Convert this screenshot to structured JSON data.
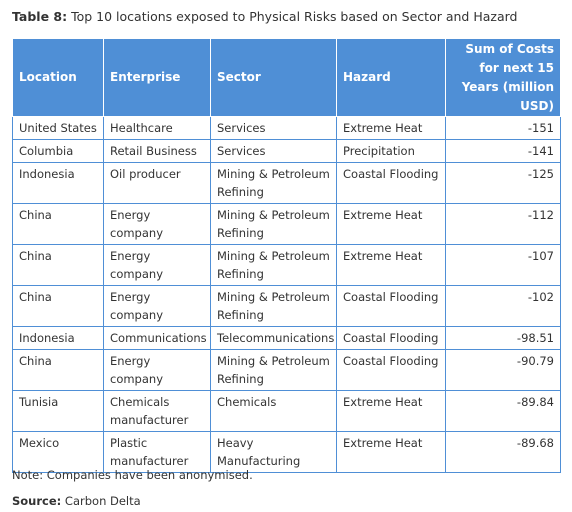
{
  "title": {
    "label": "Table 8:",
    "text": "Top 10 locations exposed to Physical Risks based on Sector and Hazard"
  },
  "table": {
    "header": [
      "Location",
      "Enterprise",
      "Sector",
      "Hazard",
      "Sum of Costs for next 15 Years (million USD)"
    ],
    "rows": [
      [
        "United States",
        "Healthcare",
        "Services",
        "Extreme Heat",
        -151
      ],
      [
        "Columbia",
        "Retail Business",
        "Services",
        "Precipitation",
        -141
      ],
      [
        "Indonesia",
        "Oil producer",
        "Mining & Petroleum Refining",
        "Coastal Flooding",
        -125
      ],
      [
        "China",
        "Energy company",
        "Mining & Petroleum Refining",
        "Extreme Heat",
        -112
      ],
      [
        "China",
        "Energy company",
        "Mining & Petroleum Refining",
        "Extreme Heat",
        -107
      ],
      [
        "China",
        "Energy company",
        "Mining & Petroleum Refining",
        "Coastal Flooding",
        -102
      ],
      [
        "Indonesia",
        "Communications",
        "Telecommunications",
        "Coastal Flooding",
        -98.51
      ],
      [
        "China",
        "Energy company",
        "Mining & Petroleum Refining",
        "Coastal Flooding",
        -90.79
      ],
      [
        "Tunisia",
        "Chemicals manufacturer",
        "Chemicals",
        "Extreme Heat",
        -89.84
      ],
      [
        "Mexico",
        "Plastic manufacturer",
        "Heavy Manufacturing",
        "Extreme Heat",
        -89.68
      ]
    ]
  },
  "note": "Note:  Companies have been anonymised.",
  "source": {
    "label": "Source:",
    "text": "Carbon Delta"
  }
}
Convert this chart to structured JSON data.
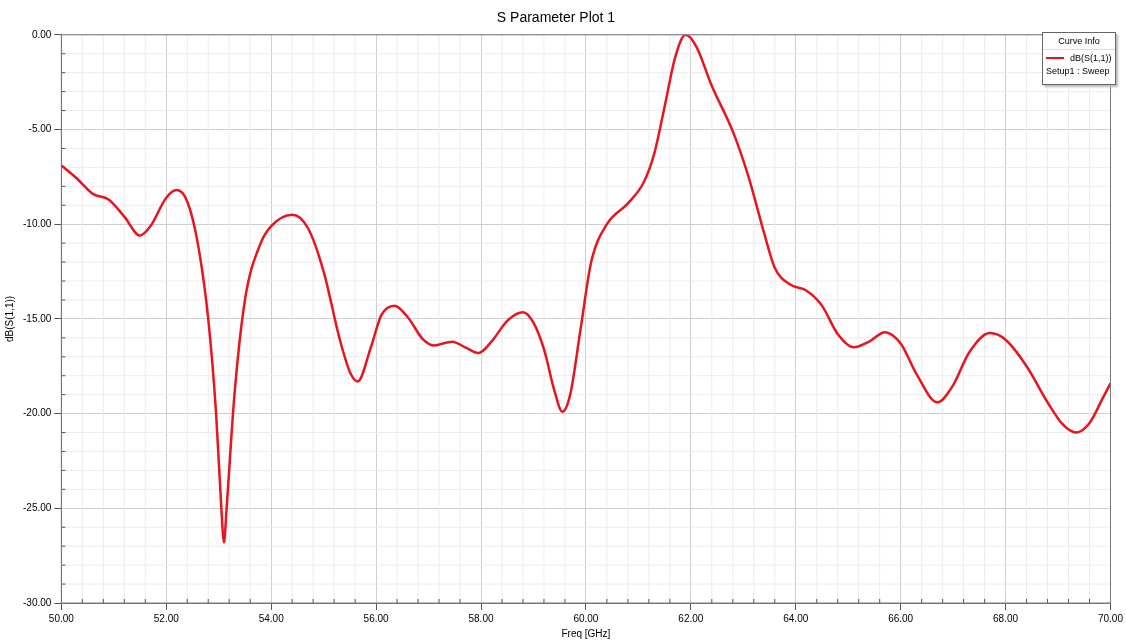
{
  "chart_data": {
    "type": "line",
    "title": "S Parameter Plot 1",
    "xlabel": "Freq [GHz]",
    "ylabel": "dB(S(1,1))",
    "legend_title": "Curve Info",
    "legend": "top right",
    "grid": true,
    "marker": "none",
    "line_style": "solid",
    "annotations": [
      "Setup1 : Sweep"
    ],
    "xlim": [
      50,
      70
    ],
    "ylim": [
      -30,
      0
    ],
    "xticks": [
      {
        "value": 50,
        "label": "50.00"
      },
      {
        "value": 52,
        "label": "52.00"
      },
      {
        "value": 54,
        "label": "54.00"
      },
      {
        "value": 56,
        "label": "56.00"
      },
      {
        "value": 58,
        "label": "58.00"
      },
      {
        "value": 60,
        "label": "60.00"
      },
      {
        "value": 62,
        "label": "62.00"
      },
      {
        "value": 64,
        "label": "64.00"
      },
      {
        "value": 66,
        "label": "66.00"
      },
      {
        "value": 68,
        "label": "68.00"
      },
      {
        "value": 70,
        "label": "70.00"
      }
    ],
    "yticks": [
      {
        "value": -30,
        "label": "-30.00"
      },
      {
        "value": -25,
        "label": "-25.00"
      },
      {
        "value": -20,
        "label": "-20.00"
      },
      {
        "value": -15,
        "label": "-15.00"
      },
      {
        "value": -10,
        "label": "-10.00"
      },
      {
        "value": -5,
        "label": "-5.00"
      },
      {
        "value": 0,
        "label": "0.00"
      }
    ],
    "x": [
      50.0,
      50.3,
      50.6,
      50.9,
      51.2,
      51.5,
      51.7,
      52.0,
      52.2,
      52.4,
      52.6,
      52.8,
      52.95,
      53.05,
      53.1,
      53.15,
      53.3,
      53.5,
      53.8,
      54.0,
      54.4,
      54.7,
      55.0,
      55.3,
      55.5,
      55.65,
      55.9,
      56.1,
      56.35,
      56.6,
      56.9,
      57.1,
      57.45,
      57.7,
      57.95,
      58.2,
      58.5,
      58.8,
      59.0,
      59.2,
      59.4,
      59.55,
      59.7,
      59.9,
      60.1,
      60.4,
      60.8,
      61.1,
      61.3,
      61.5,
      61.7,
      61.9,
      62.1,
      62.4,
      62.8,
      63.1,
      63.4,
      63.6,
      63.9,
      64.2,
      64.5,
      64.8,
      65.1,
      65.4,
      65.7,
      66.0,
      66.3,
      66.7,
      67.0,
      67.3,
      67.7,
      68.0,
      68.4,
      68.8,
      69.1,
      69.35,
      69.6,
      69.85,
      70.0
    ],
    "series": [
      {
        "name": "dB(S(1,1))",
        "color": "#e8141e",
        "values": [
          -6.9,
          -7.6,
          -8.4,
          -8.7,
          -9.6,
          -10.6,
          -10.1,
          -8.6,
          -8.2,
          -8.8,
          -11,
          -15,
          -20,
          -25,
          -26.8,
          -25,
          -19,
          -14,
          -11,
          -10.1,
          -9.5,
          -10.2,
          -12.5,
          -16,
          -17.8,
          -18.3,
          -16.5,
          -14.8,
          -14.3,
          -14.9,
          -16.1,
          -16.4,
          -16.2,
          -16.5,
          -16.8,
          -16.2,
          -15.1,
          -14.65,
          -15.2,
          -16.6,
          -18.8,
          -19.9,
          -19,
          -15.5,
          -12,
          -10,
          -8.9,
          -7.8,
          -6.3,
          -3.8,
          -1.2,
          0.0,
          -0.6,
          -2.7,
          -5.1,
          -7.5,
          -10.5,
          -12.3,
          -13.2,
          -13.5,
          -14.3,
          -15.8,
          -16.5,
          -16.2,
          -15.7,
          -16.3,
          -17.9,
          -19.4,
          -18.5,
          -16.8,
          -15.75,
          -16.1,
          -17.5,
          -19.4,
          -20.6,
          -21.0,
          -20.5,
          -19.2,
          -18.4
        ]
      }
    ]
  }
}
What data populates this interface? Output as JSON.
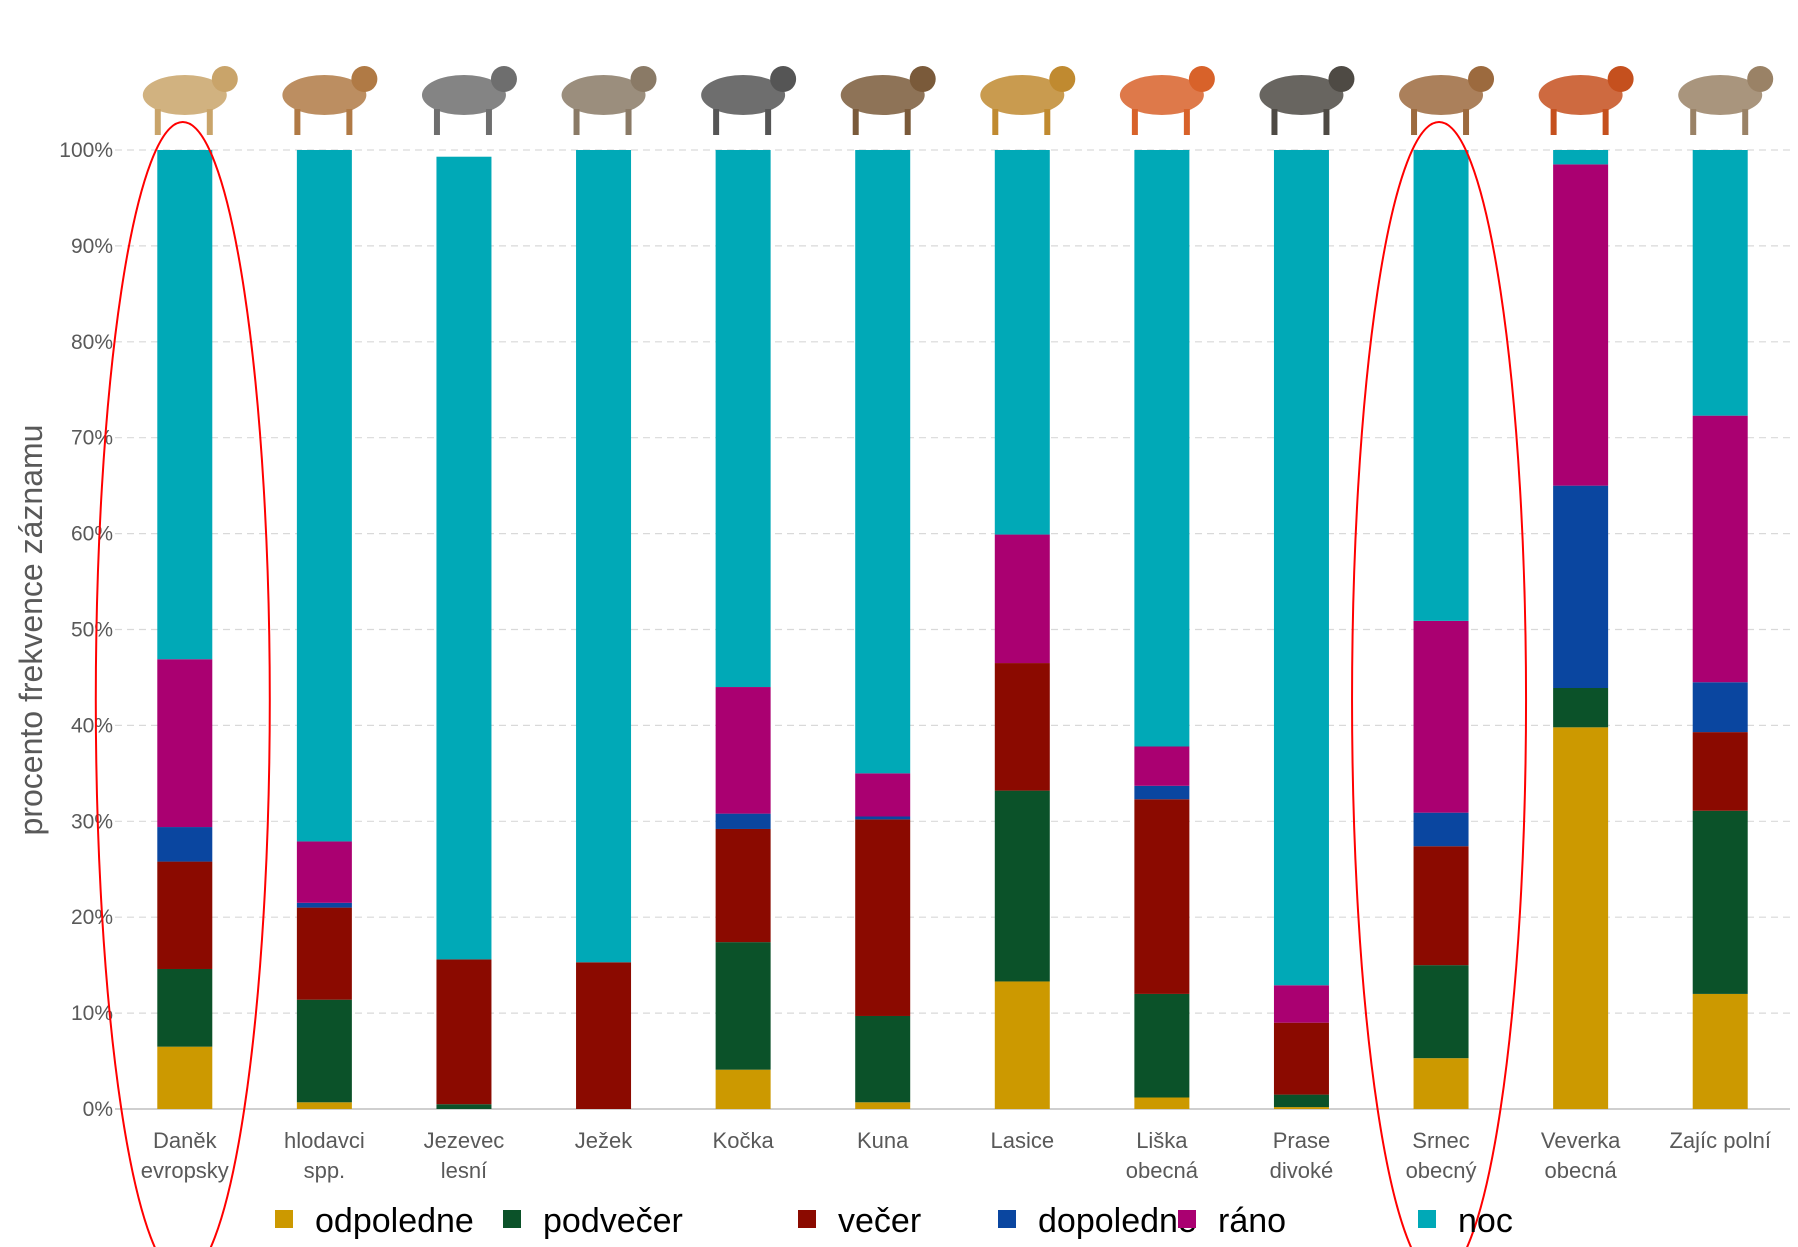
{
  "chart_data": {
    "type": "bar",
    "stacked": true,
    "ylabel": "procento frekvence záznamu",
    "ylim": [
      0,
      100
    ],
    "yticks": [
      "0%",
      "10%",
      "20%",
      "30%",
      "40%",
      "50%",
      "60%",
      "70%",
      "80%",
      "90%",
      "100%"
    ],
    "grid": "horizontal-dashed",
    "legend_position": "bottom",
    "categories": [
      [
        "Daněk",
        "evropsky"
      ],
      [
        "hlodavci",
        "spp."
      ],
      [
        "Jezevec",
        "lesní"
      ],
      [
        "Ježek"
      ],
      [
        "Kočka"
      ],
      [
        "Kuna"
      ],
      [
        "Lasice"
      ],
      [
        "Liška",
        "obecná"
      ],
      [
        "Prase",
        "divoké"
      ],
      [
        "Srnec",
        "obecný"
      ],
      [
        "Veverka",
        "obecná"
      ],
      [
        "Zajíc polní"
      ]
    ],
    "series": [
      {
        "name": "odpoledne",
        "color": "#CC9900",
        "values": [
          6.5,
          0.7,
          0,
          0,
          4.1,
          0.7,
          13.3,
          1.2,
          0.2,
          5.3,
          39.8,
          12.0
        ]
      },
      {
        "name": "podvečer",
        "color": "#0B5229",
        "values": [
          8.1,
          10.7,
          0.5,
          0,
          13.3,
          9.0,
          19.9,
          10.8,
          1.3,
          9.7,
          4.1,
          19.1
        ]
      },
      {
        "name": "večer",
        "color": "#8B0A00",
        "values": [
          11.2,
          9.6,
          15.1,
          15.3,
          11.8,
          20.5,
          13.3,
          20.3,
          7.5,
          12.4,
          0,
          8.2
        ]
      },
      {
        "name": "dopoledne",
        "color": "#0A46A0",
        "values": [
          3.6,
          0.5,
          0,
          0,
          1.6,
          0.3,
          0,
          1.4,
          0,
          3.5,
          21.1,
          5.2
        ]
      },
      {
        "name": "ráno",
        "color": "#AA0071",
        "values": [
          17.5,
          6.4,
          0,
          0,
          13.2,
          4.5,
          13.4,
          4.1,
          3.9,
          20.0,
          33.5,
          27.8
        ]
      },
      {
        "name": "noc",
        "color": "#00A9B7",
        "values": [
          53.1,
          72.1,
          83.7,
          84.7,
          56.0,
          65.0,
          40.1,
          62.2,
          87.1,
          49.1,
          1.5,
          27.7
        ]
      }
    ],
    "legend": [
      "odpoledne",
      "podvečer",
      "večer",
      "dopoledne",
      "ráno",
      "noc"
    ],
    "highlighted_categories": [
      "Daněk evropsky",
      "Srnec obecný"
    ],
    "highlight_color": "#FF0000",
    "animal_icons": [
      "fallow-deer-icon",
      "mouse-icon",
      "badger-icon",
      "hedgehog-icon",
      "cat-icon",
      "marten-icon",
      "weasel-icon",
      "fox-icon",
      "wild-boar-icon",
      "roe-deer-icon",
      "squirrel-icon",
      "hare-icon"
    ]
  }
}
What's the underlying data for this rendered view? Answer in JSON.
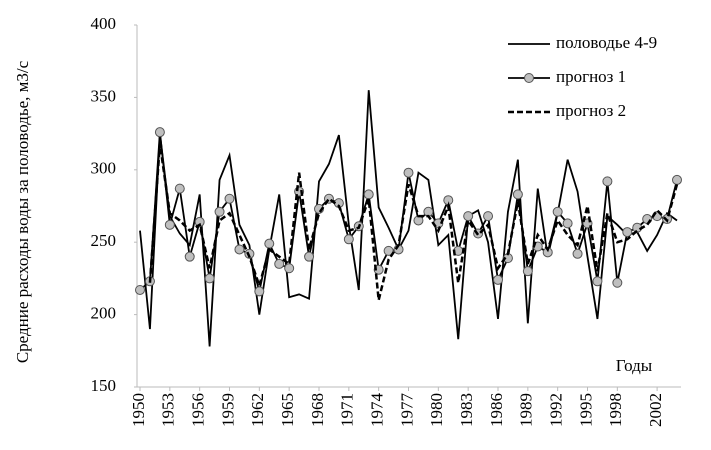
{
  "chart_data": {
    "type": "line",
    "y_label": "Средние расходы воды за половодье, м3/с",
    "annotation": "Годы",
    "x": [
      1950,
      1951,
      1952,
      1953,
      1954,
      1955,
      1956,
      1957,
      1958,
      1959,
      1960,
      1961,
      1962,
      1963,
      1964,
      1965,
      1966,
      1967,
      1968,
      1969,
      1970,
      1971,
      1972,
      1973,
      1974,
      1975,
      1976,
      1977,
      1978,
      1979,
      1980,
      1981,
      1982,
      1983,
      1984,
      1985,
      1986,
      1987,
      1988,
      1989,
      1990,
      1991,
      1992,
      1993,
      1994,
      1995,
      1996,
      1997,
      1998,
      1999,
      2000,
      2001,
      2002,
      2003,
      2004
    ],
    "xlim": [
      1950,
      2004
    ],
    "xticks": [
      1950,
      1953,
      1956,
      1959,
      1962,
      1965,
      1968,
      1971,
      1974,
      1977,
      1980,
      1983,
      1986,
      1989,
      1992,
      1995,
      1998,
      2002
    ],
    "ylim": [
      150,
      400
    ],
    "yticks": [
      150,
      200,
      250,
      300,
      350,
      400
    ],
    "grid": false,
    "legend": "upper right",
    "series": [
      {
        "name": "половодье 4-9",
        "color": "#000000",
        "style": "solid",
        "marker": false,
        "values": [
          258,
          190,
          325,
          268,
          256,
          248,
          283,
          178,
          293,
          310,
          262,
          248,
          200,
          245,
          283,
          212,
          214,
          211,
          292,
          304,
          324,
          262,
          217,
          355,
          274,
          260,
          245,
          258,
          298,
          293,
          248,
          255,
          183,
          268,
          272,
          250,
          197,
          271,
          307,
          194,
          287,
          240,
          270,
          307,
          285,
          240,
          197,
          268,
          262,
          255,
          257,
          244,
          255,
          270,
          265
        ]
      },
      {
        "name": "прогноз 1",
        "color": "#000000",
        "style": "solid",
        "marker": true,
        "values": [
          217,
          223,
          326,
          262,
          287,
          240,
          264,
          225,
          271,
          280,
          245,
          242,
          216,
          249,
          235,
          232,
          285,
          240,
          273,
          280,
          277,
          252,
          261,
          283,
          231,
          244,
          245,
          298,
          265,
          271,
          263,
          279,
          244,
          268,
          256,
          268,
          224,
          239,
          283,
          230,
          247,
          243,
          271,
          263,
          242,
          263,
          223,
          292,
          222,
          257,
          260,
          266,
          268,
          266,
          293
        ]
      },
      {
        "name": "прогноз 2",
        "color": "#000000",
        "style": "dashed",
        "marker": false,
        "values": [
          null,
          222,
          318,
          270,
          265,
          258,
          262,
          232,
          265,
          270,
          255,
          240,
          220,
          245,
          240,
          235,
          298,
          245,
          270,
          280,
          275,
          258,
          260,
          280,
          210,
          238,
          248,
          290,
          268,
          268,
          258,
          275,
          222,
          265,
          255,
          262,
          232,
          242,
          278,
          235,
          255,
          245,
          265,
          255,
          248,
          275,
          230,
          270,
          250,
          252,
          258,
          262,
          272,
          265,
          290
        ]
      }
    ]
  }
}
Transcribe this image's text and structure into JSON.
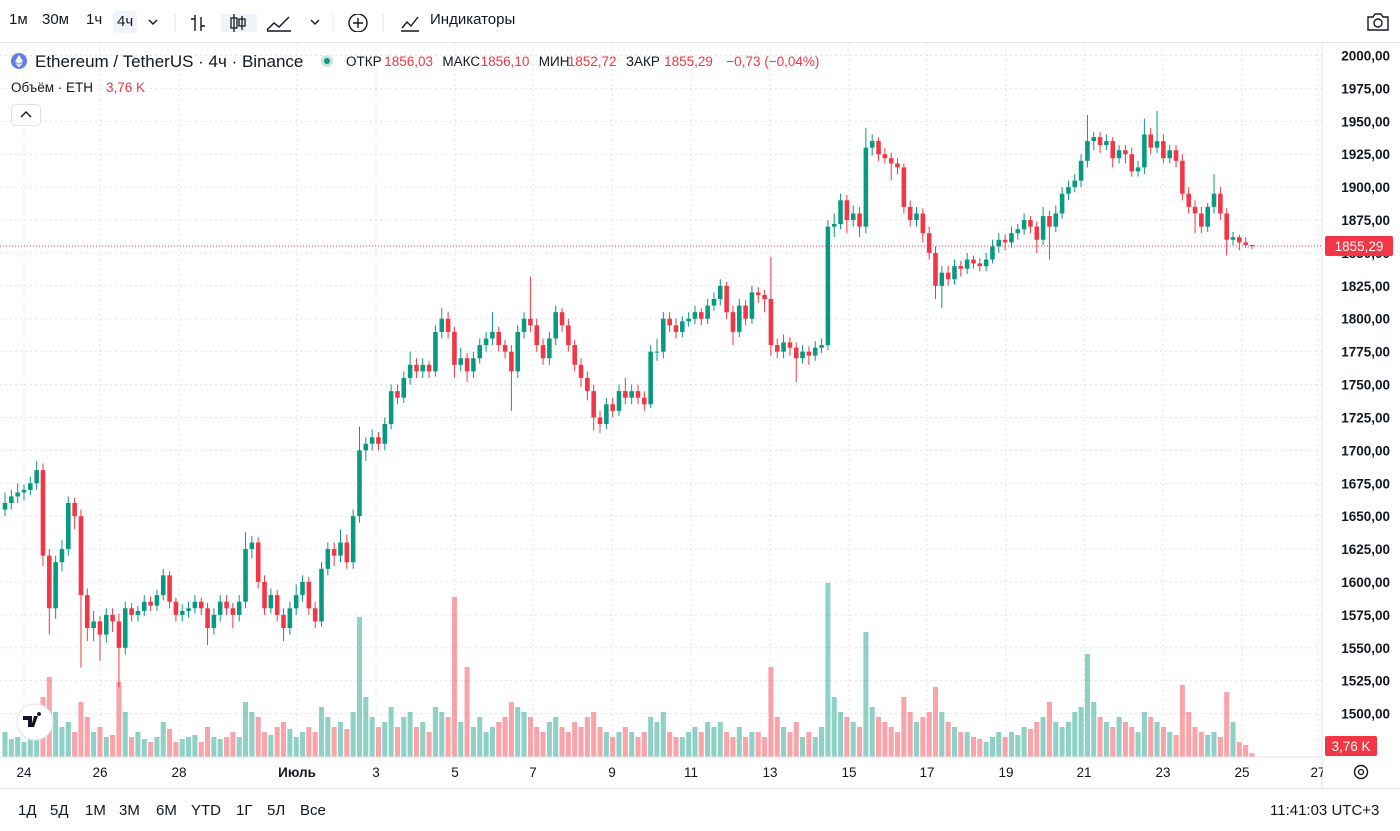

□ □ □ □ □ □ □

The answer should be a single number: the count of lines in the data that include the string "name".

10